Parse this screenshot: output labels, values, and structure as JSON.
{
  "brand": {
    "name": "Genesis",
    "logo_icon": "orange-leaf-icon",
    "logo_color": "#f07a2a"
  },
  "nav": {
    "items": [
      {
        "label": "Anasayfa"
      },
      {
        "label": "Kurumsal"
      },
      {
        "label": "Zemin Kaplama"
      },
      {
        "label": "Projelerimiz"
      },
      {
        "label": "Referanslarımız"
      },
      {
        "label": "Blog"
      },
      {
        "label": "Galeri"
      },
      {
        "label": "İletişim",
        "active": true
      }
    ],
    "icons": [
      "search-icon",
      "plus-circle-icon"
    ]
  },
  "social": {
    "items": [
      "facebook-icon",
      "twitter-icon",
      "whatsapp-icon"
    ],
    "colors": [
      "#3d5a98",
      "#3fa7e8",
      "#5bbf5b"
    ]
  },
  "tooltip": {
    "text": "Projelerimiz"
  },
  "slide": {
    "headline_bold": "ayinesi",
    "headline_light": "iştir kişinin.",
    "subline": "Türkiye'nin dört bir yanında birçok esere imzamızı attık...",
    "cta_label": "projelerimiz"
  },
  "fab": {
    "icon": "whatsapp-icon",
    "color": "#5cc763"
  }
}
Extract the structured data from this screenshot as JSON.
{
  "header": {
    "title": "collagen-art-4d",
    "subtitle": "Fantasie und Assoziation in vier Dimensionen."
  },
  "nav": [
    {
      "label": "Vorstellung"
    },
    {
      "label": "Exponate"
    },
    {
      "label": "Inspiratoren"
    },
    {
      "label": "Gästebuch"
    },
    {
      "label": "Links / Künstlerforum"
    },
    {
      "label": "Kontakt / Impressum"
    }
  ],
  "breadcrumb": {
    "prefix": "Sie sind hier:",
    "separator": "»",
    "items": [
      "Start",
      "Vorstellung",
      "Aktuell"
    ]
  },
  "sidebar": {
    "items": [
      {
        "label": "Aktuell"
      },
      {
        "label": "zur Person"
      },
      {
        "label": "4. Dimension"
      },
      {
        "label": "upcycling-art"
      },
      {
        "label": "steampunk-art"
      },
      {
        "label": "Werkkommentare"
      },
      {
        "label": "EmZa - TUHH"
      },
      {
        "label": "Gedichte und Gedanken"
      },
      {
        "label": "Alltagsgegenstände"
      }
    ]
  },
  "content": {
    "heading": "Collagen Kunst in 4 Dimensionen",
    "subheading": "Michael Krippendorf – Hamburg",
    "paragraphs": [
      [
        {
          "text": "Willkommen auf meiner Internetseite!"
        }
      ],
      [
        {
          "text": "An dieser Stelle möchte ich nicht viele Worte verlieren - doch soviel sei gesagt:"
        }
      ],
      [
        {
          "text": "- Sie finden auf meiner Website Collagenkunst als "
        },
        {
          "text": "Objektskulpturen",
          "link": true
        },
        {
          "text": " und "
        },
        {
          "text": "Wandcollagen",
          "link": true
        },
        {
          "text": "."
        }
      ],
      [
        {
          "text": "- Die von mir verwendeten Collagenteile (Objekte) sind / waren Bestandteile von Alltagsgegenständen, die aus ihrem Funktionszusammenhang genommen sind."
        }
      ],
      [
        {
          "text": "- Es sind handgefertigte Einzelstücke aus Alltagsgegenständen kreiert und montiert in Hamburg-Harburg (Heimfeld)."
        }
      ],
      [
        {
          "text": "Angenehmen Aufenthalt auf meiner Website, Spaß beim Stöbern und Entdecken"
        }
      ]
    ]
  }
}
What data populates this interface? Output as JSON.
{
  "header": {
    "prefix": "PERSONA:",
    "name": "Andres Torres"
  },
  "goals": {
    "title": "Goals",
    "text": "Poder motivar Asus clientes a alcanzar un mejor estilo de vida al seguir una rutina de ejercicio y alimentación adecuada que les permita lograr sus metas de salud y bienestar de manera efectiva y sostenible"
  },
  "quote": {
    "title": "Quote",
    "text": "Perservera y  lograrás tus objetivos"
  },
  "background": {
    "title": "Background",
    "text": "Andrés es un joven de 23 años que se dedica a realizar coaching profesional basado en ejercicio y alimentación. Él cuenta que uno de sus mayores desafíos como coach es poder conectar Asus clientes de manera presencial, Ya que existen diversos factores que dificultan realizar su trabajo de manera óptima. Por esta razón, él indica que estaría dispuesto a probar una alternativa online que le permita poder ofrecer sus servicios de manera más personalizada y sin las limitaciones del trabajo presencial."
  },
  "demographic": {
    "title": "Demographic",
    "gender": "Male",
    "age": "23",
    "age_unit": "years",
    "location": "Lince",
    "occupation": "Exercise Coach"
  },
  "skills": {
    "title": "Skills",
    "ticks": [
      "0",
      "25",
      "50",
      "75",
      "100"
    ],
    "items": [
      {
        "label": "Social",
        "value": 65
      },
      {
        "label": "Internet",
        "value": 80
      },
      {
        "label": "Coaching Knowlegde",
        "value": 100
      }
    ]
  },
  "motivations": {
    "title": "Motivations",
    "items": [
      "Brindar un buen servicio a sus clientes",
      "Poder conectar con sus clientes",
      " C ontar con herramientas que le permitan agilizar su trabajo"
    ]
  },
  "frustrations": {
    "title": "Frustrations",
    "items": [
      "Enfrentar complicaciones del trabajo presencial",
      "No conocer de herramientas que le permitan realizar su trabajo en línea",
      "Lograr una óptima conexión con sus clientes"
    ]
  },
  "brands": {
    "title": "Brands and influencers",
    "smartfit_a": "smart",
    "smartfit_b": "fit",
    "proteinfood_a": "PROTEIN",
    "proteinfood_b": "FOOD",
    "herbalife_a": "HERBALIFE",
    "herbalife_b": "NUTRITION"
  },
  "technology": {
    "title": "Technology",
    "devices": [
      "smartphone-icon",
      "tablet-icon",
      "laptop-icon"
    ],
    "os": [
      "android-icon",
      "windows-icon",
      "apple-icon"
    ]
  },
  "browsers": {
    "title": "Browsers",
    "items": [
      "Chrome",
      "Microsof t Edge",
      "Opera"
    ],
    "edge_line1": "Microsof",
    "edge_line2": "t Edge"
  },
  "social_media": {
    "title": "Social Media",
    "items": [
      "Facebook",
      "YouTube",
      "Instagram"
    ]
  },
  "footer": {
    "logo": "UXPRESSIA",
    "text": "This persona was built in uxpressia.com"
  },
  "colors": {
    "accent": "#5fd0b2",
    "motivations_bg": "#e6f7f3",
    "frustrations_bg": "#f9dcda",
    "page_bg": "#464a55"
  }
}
* * * * *
Work request:
Every entry above needs to be written out again exactly.

Written response:
Parse this screenshot: output labels, values, and structure as JSON.
{
  "brand": {
    "name": "Genesis",
    "logo_icon": "orange-leaf-icon",
    "logo_color": "#f07a2a"
  },
  "nav": {
    "items": [
      {
        "label": "Anasayfa"
      },
      {
        "label": "Kurumsal"
      },
      {
        "label": "Zemin Kaplama"
      },
      {
        "label": "Projelerimiz"
      },
      {
        "label": "Referanslarımız"
      },
      {
        "label": "Blog"
      },
      {
        "label": "Galeri"
      },
      {
        "label": "İletişim",
        "active": true
      }
    ],
    "icons": [
      "search-icon",
      "plus-circle-icon"
    ]
  },
  "social": {
    "items": [
      "facebook-icon",
      "twitter-icon",
      "whatsapp-icon"
    ],
    "colors": [
      "#3d5a98",
      "#3fa7e8",
      "#5bbf5b"
    ]
  },
  "tooltip": {
    "text": "Projelerimiz"
  },
  "slide": {
    "headline_bold": "ayinesi",
    "headline_light": "iştir kişinin.",
    "subline": "Türkiye'nin dört bir yanında birçok esere imzamızı attık...",
    "cta_label": "projelerimiz"
  },
  "fab": {
    "icon": "whatsapp-icon",
    "color": "#5cc763"
  }
}
Extract the structured data from this screenshot as JSON.
{
  "header": {
    "title": "collagen-art-4d",
    "subtitle": "Fantasie und Assoziation in vier Dimensionen."
  },
  "nav": [
    {
      "label": "Vorstellung"
    },
    {
      "label": "Exponate"
    },
    {
      "label": "Inspiratoren"
    },
    {
      "label": "Gästebuch"
    },
    {
      "label": "Links / Künstlerforum"
    },
    {
      "label": "Kontakt / Impressum"
    }
  ],
  "breadcrumb": {
    "prefix": "Sie sind hier:",
    "separator": "»",
    "items": [
      "Start",
      "Vorstellung",
      "Aktuell"
    ]
  },
  "sidebar": {
    "items": [
      {
        "label": "Aktuell"
      },
      {
        "label": "zur Person"
      },
      {
        "label": "4. Dimension"
      },
      {
        "label": "upcycling-art"
      },
      {
        "label": "steampunk-art"
      },
      {
        "label": "Werkkommentare"
      },
      {
        "label": "EmZa - TUHH"
      },
      {
        "label": "Gedichte und Gedanken"
      },
      {
        "label": "Alltagsgegenstände"
      }
    ]
  },
  "content": {
    "heading": "Collagen Kunst in 4 Dimensionen",
    "subheading": "Michael Krippendorf – Hamburg",
    "paragraphs": [
      [
        {
          "text": "Willkommen auf meiner Internetseite!"
        }
      ],
      [
        {
          "text": "An dieser Stelle möchte ich nicht viele Worte verlieren - doch soviel sei gesagt:"
        }
      ],
      [
        {
          "text": "- Sie finden auf meiner Website Collagenkunst als "
        },
        {
          "text": "Objektskulpturen",
          "link": true
        },
        {
          "text": " und "
        },
        {
          "text": "Wandcollagen",
          "link": true
        },
        {
          "text": "."
        }
      ],
      [
        {
          "text": "- Die von mir verwendeten Collagenteile (Objekte) sind / waren Bestandteile von Alltagsgegenständen, die aus ihrem Funktionszusammenhang genommen sind."
        }
      ],
      [
        {
          "text": "- Es sind handgefertigte Einzelstücke aus Alltagsgegenständen kreiert und montiert in Hamburg-Harburg (Heimfeld)."
        }
      ],
      [
        {
          "text": "Angenehmen Aufenthalt auf meiner Website, Spaß beim Stöbern und Entdecken"
        }
      ]
    ]
  }
}
What data populates this interface? Output as JSON.
{
  "header": {
    "prefix": "PERSONA:",
    "name": "Andres Torres"
  },
  "goals": {
    "title": "Goals",
    "text": "Poder motivar Asus clientes a alcanzar un mejor estilo de vida al seguir una rutina de ejercicio y alimentación adecuada que les permita lograr sus metas de salud y bienestar de manera efectiva y sostenible"
  },
  "quote": {
    "title": "Quote",
    "text": "Perservera y  lograrás tus objetivos"
  },
  "background": {
    "title": "Background",
    "text": "Andrés es un joven de 23 años que se dedica a realizar coaching profesional basado en ejercicio y alimentación. Él cuenta que uno de sus mayores desafíos como coach es poder conectar Asus clientes de manera presencial, Ya que existen diversos factores que dificultan realizar su trabajo de manera óptima. Por esta razón, él indica que estaría dispuesto a probar una alternativa online que le permita poder ofrecer sus servicios de manera más personalizada y sin las limitaciones del trabajo presencial."
  },
  "demographic": {
    "title": "Demographic",
    "gender": "Male",
    "age": "23",
    "age_unit": "years",
    "location": "Lince",
    "occupation": "Exercise Coach"
  },
  "skills": {
    "title": "Skills",
    "ticks": [
      "0",
      "25",
      "50",
      "75",
      "100"
    ],
    "items": [
      {
        "label": "Social",
        "value": 65
      },
      {
        "label": "Internet",
        "value": 80
      },
      {
        "label": "Coaching Knowlegde",
        "value": 100
      }
    ]
  },
  "motivations": {
    "title": "Motivations",
    "items": [
      "Brindar un buen servicio a sus clientes",
      "Poder conectar con sus clientes",
      " C ontar con herramientas que le permitan agilizar su trabajo"
    ]
  },
  "frustrations": {
    "title": "Frustrations",
    "items": [
      "Enfrentar complicaciones del trabajo presencial",
      "No conocer de herramientas que le permitan realizar su trabajo en línea",
      "Lograr una óptima conexión con sus clientes"
    ]
  },
  "brands": {
    "title": "Brands and influencers",
    "smartfit_a": "smart",
    "smartfit_b": "fit",
    "proteinfood_a": "PROTEIN",
    "proteinfood_b": "FOOD",
    "herbalife_a": "HERBALIFE",
    "herbalife_b": "NUTRITION"
  },
  "technology": {
    "title": "Technology",
    "devices": [
      "smartphone-icon",
      "tablet-icon",
      "laptop-icon"
    ],
    "os": [
      "android-icon",
      "windows-icon",
      "apple-icon"
    ]
  },
  "browsers": {
    "title": "Browsers",
    "items": [
      "Chrome",
      "Microsof t Edge",
      "Opera"
    ],
    "edge_line1": "Microsof",
    "edge_line2": "t Edge"
  },
  "social_media": {
    "title": "Social Media",
    "items": [
      "Facebook",
      "YouTube",
      "Instagram"
    ]
  },
  "footer": {
    "logo": "UXPRESSIA",
    "text": "This persona was built in uxpressia.com"
  },
  "colors": {
    "accent": "#5fd0b2",
    "motivations_bg": "#e6f7f3",
    "frustrations_bg": "#f9dcda",
    "page_bg": "#464a55"
  }
}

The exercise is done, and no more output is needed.